● **WHAT YOU NEED TO DO**
Return the records that follow, matching each one exactly.
[BEGIN THE DATA]
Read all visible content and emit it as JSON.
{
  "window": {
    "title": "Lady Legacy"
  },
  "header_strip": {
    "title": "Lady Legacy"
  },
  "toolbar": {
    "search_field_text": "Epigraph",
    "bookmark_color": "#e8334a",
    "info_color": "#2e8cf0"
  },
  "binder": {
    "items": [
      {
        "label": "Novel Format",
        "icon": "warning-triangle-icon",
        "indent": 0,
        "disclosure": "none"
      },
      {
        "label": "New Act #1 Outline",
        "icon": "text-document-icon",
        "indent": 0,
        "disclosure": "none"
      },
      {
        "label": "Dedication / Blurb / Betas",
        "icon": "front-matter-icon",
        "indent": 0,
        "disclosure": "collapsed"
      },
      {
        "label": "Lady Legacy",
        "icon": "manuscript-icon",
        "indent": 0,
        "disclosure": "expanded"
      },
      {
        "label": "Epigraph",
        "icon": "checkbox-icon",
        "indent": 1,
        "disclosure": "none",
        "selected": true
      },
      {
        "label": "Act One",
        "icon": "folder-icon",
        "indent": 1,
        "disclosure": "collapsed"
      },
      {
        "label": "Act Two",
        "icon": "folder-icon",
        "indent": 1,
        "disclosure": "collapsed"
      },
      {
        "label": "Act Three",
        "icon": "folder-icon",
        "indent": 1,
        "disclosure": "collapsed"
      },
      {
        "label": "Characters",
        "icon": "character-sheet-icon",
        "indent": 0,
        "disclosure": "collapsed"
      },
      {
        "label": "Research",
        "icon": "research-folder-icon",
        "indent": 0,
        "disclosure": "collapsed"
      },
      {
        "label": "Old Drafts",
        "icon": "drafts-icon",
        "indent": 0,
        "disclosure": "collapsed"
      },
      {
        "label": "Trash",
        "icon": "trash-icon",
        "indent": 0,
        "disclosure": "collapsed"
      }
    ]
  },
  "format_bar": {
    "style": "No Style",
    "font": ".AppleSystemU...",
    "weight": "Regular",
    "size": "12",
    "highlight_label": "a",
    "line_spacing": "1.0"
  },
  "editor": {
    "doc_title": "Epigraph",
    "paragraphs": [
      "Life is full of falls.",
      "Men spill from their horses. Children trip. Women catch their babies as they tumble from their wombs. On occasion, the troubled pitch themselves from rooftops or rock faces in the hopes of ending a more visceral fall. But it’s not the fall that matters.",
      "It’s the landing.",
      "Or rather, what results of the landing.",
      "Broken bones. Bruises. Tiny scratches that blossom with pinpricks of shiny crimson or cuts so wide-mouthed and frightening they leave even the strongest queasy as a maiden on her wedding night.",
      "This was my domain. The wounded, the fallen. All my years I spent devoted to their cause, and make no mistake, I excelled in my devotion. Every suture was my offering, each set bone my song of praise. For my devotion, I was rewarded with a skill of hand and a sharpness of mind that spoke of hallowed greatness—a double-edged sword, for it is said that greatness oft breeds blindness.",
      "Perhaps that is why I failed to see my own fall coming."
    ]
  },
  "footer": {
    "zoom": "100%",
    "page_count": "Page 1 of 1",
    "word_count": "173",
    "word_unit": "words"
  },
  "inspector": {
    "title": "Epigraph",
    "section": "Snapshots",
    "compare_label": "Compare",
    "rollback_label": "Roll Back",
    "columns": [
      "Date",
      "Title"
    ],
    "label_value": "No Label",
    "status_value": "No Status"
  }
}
[END THE DATA]
● **RESULT FOR THIS EXERCISE**
Read all visible content and emit it as JSON.
{
  "window": {
    "title": "Lady Legacy"
  },
  "header_strip": {
    "title": "Lady Legacy"
  },
  "toolbar": {
    "search_field_text": "Epigraph",
    "bookmark_color": "#e8334a",
    "info_color": "#2e8cf0"
  },
  "binder": {
    "items": [
      {
        "label": "Novel Format",
        "icon": "warning-triangle-icon",
        "indent": 0,
        "disclosure": "none"
      },
      {
        "label": "New Act #1 Outline",
        "icon": "text-document-icon",
        "indent": 0,
        "disclosure": "none"
      },
      {
        "label": "Dedication / Blurb / Betas",
        "icon": "front-matter-icon",
        "indent": 0,
        "disclosure": "collapsed"
      },
      {
        "label": "Lady Legacy",
        "icon": "manuscript-icon",
        "indent": 0,
        "disclosure": "expanded"
      },
      {
        "label": "Epigraph",
        "icon": "checkbox-icon",
        "indent": 1,
        "disclosure": "none",
        "selected": true
      },
      {
        "label": "Act One",
        "icon": "folder-icon",
        "indent": 1,
        "disclosure": "collapsed"
      },
      {
        "label": "Act Two",
        "icon": "folder-icon",
        "indent": 1,
        "disclosure": "collapsed"
      },
      {
        "label": "Act Three",
        "icon": "folder-icon",
        "indent": 1,
        "disclosure": "collapsed"
      },
      {
        "label": "Characters",
        "icon": "character-sheet-icon",
        "indent": 0,
        "disclosure": "collapsed"
      },
      {
        "label": "Research",
        "icon": "research-folder-icon",
        "indent": 0,
        "disclosure": "collapsed"
      },
      {
        "label": "Old Drafts",
        "icon": "drafts-icon",
        "indent": 0,
        "disclosure": "collapsed"
      },
      {
        "label": "Trash",
        "icon": "trash-icon",
        "indent": 0,
        "disclosure": "collapsed"
      }
    ]
  },
  "format_bar": {
    "style": "No Style",
    "font": ".AppleSystemU...",
    "weight": "Regular",
    "size": "12",
    "highlight_label": "a",
    "line_spacing": "1.0"
  },
  "editor": {
    "doc_title": "Epigraph",
    "paragraphs": [
      "Life is full of falls.",
      "Men spill from their horses. Children trip. Women catch their babies as they tumble from their wombs. On occasion, the troubled pitch themselves from rooftops or rock faces in the hopes of ending a more visceral fall. But it’s not the fall that matters.",
      "It’s the landing.",
      "Or rather, what results of the landing.",
      "Broken bones. Bruises. Tiny scratches that blossom with pinpricks of shiny crimson or cuts so wide-mouthed and frightening they leave even the strongest queasy as a maiden on her wedding night.",
      "This was my domain. The wounded, the fallen. All my years I spent devoted to their cause, and make no mistake, I excelled in my devotion. Every suture was my offering, each set bone my song of praise. For my devotion, I was rewarded with a skill of hand and a sharpness of mind that spoke of hallowed greatness—a double-edged sword, for it is said that greatness oft breeds blindness.",
      "Perhaps that is why I failed to see my own fall coming."
    ]
  },
  "footer": {
    "zoom": "100%",
    "page_count": "Page 1 of 1",
    "word_count": "173",
    "word_unit": "words"
  },
  "inspector": {
    "title": "Epigraph",
    "section": "Snapshots",
    "compare_label": "Compare",
    "rollback_label": "Roll Back",
    "columns": [
      "Date",
      "Title"
    ],
    "label_value": "No Label",
    "status_value": "No Status"
  }
}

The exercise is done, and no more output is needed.